[Saved data entries]
-=-=-
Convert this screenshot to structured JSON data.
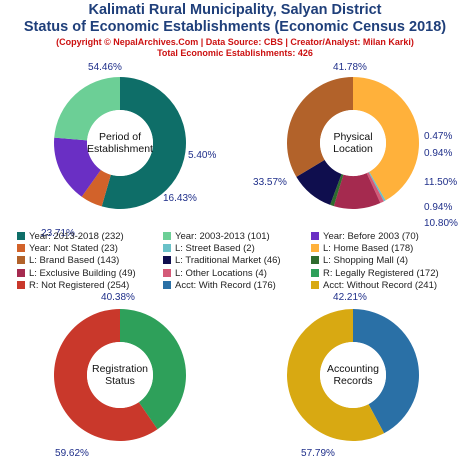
{
  "header": {
    "title_line1": "Kalimati Rural Municipality, Salyan District",
    "title_line2": "Status of Economic Establishments (Economic Census 2018)",
    "copyright": "(Copyright © NepalArchives.Com | Data Source: CBS | Creator/Analyst: Milan Karki)",
    "total": "Total Economic Establishments: 426"
  },
  "chart_data": [
    {
      "type": "pie",
      "center_label": [
        "Period of",
        "Establishment"
      ],
      "slices": [
        {
          "label": "Year: 2013-2018",
          "value": 232,
          "percent": "54.46%",
          "color": "#0e6e68"
        },
        {
          "label": "Year: Not Stated",
          "value": 23,
          "percent": "5.40%",
          "color": "#d2622a"
        },
        {
          "label": "Year: Before 2003",
          "value": 70,
          "percent": "16.43%",
          "color": "#6a2fc4"
        },
        {
          "label": "Year: 2003-2013",
          "value": 101,
          "percent": "23.71%",
          "color": "#6ccf96"
        }
      ]
    },
    {
      "type": "pie",
      "center_label": [
        "Physical",
        "Location"
      ],
      "slices": [
        {
          "label": "L: Home Based",
          "value": 178,
          "percent": "41.78%",
          "color": "#ffb13b"
        },
        {
          "label": "L: Street Based",
          "value": 2,
          "percent": "0.47%",
          "color": "#69c1c8"
        },
        {
          "label": "L: Other Locations",
          "value": 4,
          "percent": "0.94%",
          "color": "#d45a78"
        },
        {
          "label": "L: Exclusive Building",
          "value": 49,
          "percent": "11.50%",
          "color": "#a52a4f"
        },
        {
          "label": "L: Shopping Mall",
          "value": 4,
          "percent": "0.94%",
          "color": "#2e6b2e"
        },
        {
          "label": "L: Traditional Market",
          "value": 46,
          "percent": "10.80%",
          "color": "#0f0e4e"
        },
        {
          "label": "L: Brand Based",
          "value": 143,
          "percent": "33.57%",
          "color": "#b2622a"
        }
      ]
    },
    {
      "type": "pie",
      "center_label": [
        "Registration",
        "Status"
      ],
      "slices": [
        {
          "label": "R: Legally Registered",
          "value": 172,
          "percent": "40.38%",
          "color": "#2ea05a"
        },
        {
          "label": "R: Not Registered",
          "value": 254,
          "percent": "59.62%",
          "color": "#c9382b"
        }
      ]
    },
    {
      "type": "pie",
      "center_label": [
        "Accounting",
        "Records"
      ],
      "slices": [
        {
          "label": "Acct: With Record",
          "value": 176,
          "percent": "42.21%",
          "color": "#2a70a6"
        },
        {
          "label": "Acct: Without Record",
          "value": 241,
          "percent": "57.79%",
          "color": "#d8a912"
        }
      ]
    }
  ],
  "legend": [
    {
      "text": "Year: 2013-2018 (232)",
      "color": "#0e6e68"
    },
    {
      "text": "Year: 2003-2013 (101)",
      "color": "#6ccf96"
    },
    {
      "text": "Year: Before 2003 (70)",
      "color": "#6a2fc4"
    },
    {
      "text": "Year: Not Stated (23)",
      "color": "#d2622a"
    },
    {
      "text": "L: Street Based (2)",
      "color": "#69c1c8"
    },
    {
      "text": "L: Home Based (178)",
      "color": "#ffb13b"
    },
    {
      "text": "L: Brand Based (143)",
      "color": "#b2622a"
    },
    {
      "text": "L: Traditional Market (46)",
      "color": "#0f0e4e"
    },
    {
      "text": "L: Shopping Mall (4)",
      "color": "#2e6b2e"
    },
    {
      "text": "L: Exclusive Building (49)",
      "color": "#a52a4f"
    },
    {
      "text": "L: Other Locations (4)",
      "color": "#d45a78"
    },
    {
      "text": "R: Legally Registered (172)",
      "color": "#2ea05a"
    },
    {
      "text": "R: Not Registered (254)",
      "color": "#c9382b"
    },
    {
      "text": "Acct: With Record (176)",
      "color": "#2a70a6"
    },
    {
      "text": "Acct: Without Record (241)",
      "color": "#d8a912"
    }
  ]
}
-=-=-
-- Problem statement --
Images should not appear in the copy; retype the listing above exactly.

-- Answer --
Convert this screenshot to structured JSON data.
{
  "header": {
    "title_line1": "Kalimati Rural Municipality, Salyan District",
    "title_line2": "Status of Economic Establishments (Economic Census 2018)",
    "copyright": "(Copyright © NepalArchives.Com | Data Source: CBS | Creator/Analyst: Milan Karki)",
    "total": "Total Economic Establishments: 426"
  },
  "chart_data": [
    {
      "type": "pie",
      "center_label": [
        "Period of",
        "Establishment"
      ],
      "slices": [
        {
          "label": "Year: 2013-2018",
          "value": 232,
          "percent": "54.46%",
          "color": "#0e6e68"
        },
        {
          "label": "Year: Not Stated",
          "value": 23,
          "percent": "5.40%",
          "color": "#d2622a"
        },
        {
          "label": "Year: Before 2003",
          "value": 70,
          "percent": "16.43%",
          "color": "#6a2fc4"
        },
        {
          "label": "Year: 2003-2013",
          "value": 101,
          "percent": "23.71%",
          "color": "#6ccf96"
        }
      ]
    },
    {
      "type": "pie",
      "center_label": [
        "Physical",
        "Location"
      ],
      "slices": [
        {
          "label": "L: Home Based",
          "value": 178,
          "percent": "41.78%",
          "color": "#ffb13b"
        },
        {
          "label": "L: Street Based",
          "value": 2,
          "percent": "0.47%",
          "color": "#69c1c8"
        },
        {
          "label": "L: Other Locations",
          "value": 4,
          "percent": "0.94%",
          "color": "#d45a78"
        },
        {
          "label": "L: Exclusive Building",
          "value": 49,
          "percent": "11.50%",
          "color": "#a52a4f"
        },
        {
          "label": "L: Shopping Mall",
          "value": 4,
          "percent": "0.94%",
          "color": "#2e6b2e"
        },
        {
          "label": "L: Traditional Market",
          "value": 46,
          "percent": "10.80%",
          "color": "#0f0e4e"
        },
        {
          "label": "L: Brand Based",
          "value": 143,
          "percent": "33.57%",
          "color": "#b2622a"
        }
      ]
    },
    {
      "type": "pie",
      "center_label": [
        "Registration",
        "Status"
      ],
      "slices": [
        {
          "label": "R: Legally Registered",
          "value": 172,
          "percent": "40.38%",
          "color": "#2ea05a"
        },
        {
          "label": "R: Not Registered",
          "value": 254,
          "percent": "59.62%",
          "color": "#c9382b"
        }
      ]
    },
    {
      "type": "pie",
      "center_label": [
        "Accounting",
        "Records"
      ],
      "slices": [
        {
          "label": "Acct: With Record",
          "value": 176,
          "percent": "42.21%",
          "color": "#2a70a6"
        },
        {
          "label": "Acct: Without Record",
          "value": 241,
          "percent": "57.79%",
          "color": "#d8a912"
        }
      ]
    }
  ],
  "legend": [
    {
      "text": "Year: 2013-2018 (232)",
      "color": "#0e6e68"
    },
    {
      "text": "Year: 2003-2013 (101)",
      "color": "#6ccf96"
    },
    {
      "text": "Year: Before 2003 (70)",
      "color": "#6a2fc4"
    },
    {
      "text": "Year: Not Stated (23)",
      "color": "#d2622a"
    },
    {
      "text": "L: Street Based (2)",
      "color": "#69c1c8"
    },
    {
      "text": "L: Home Based (178)",
      "color": "#ffb13b"
    },
    {
      "text": "L: Brand Based (143)",
      "color": "#b2622a"
    },
    {
      "text": "L: Traditional Market (46)",
      "color": "#0f0e4e"
    },
    {
      "text": "L: Shopping Mall (4)",
      "color": "#2e6b2e"
    },
    {
      "text": "L: Exclusive Building (49)",
      "color": "#a52a4f"
    },
    {
      "text": "L: Other Locations (4)",
      "color": "#d45a78"
    },
    {
      "text": "R: Legally Registered (172)",
      "color": "#2ea05a"
    },
    {
      "text": "R: Not Registered (254)",
      "color": "#c9382b"
    },
    {
      "text": "Acct: With Record (176)",
      "color": "#2a70a6"
    },
    {
      "text": "Acct: Without Record (241)",
      "color": "#d8a912"
    }
  ]
}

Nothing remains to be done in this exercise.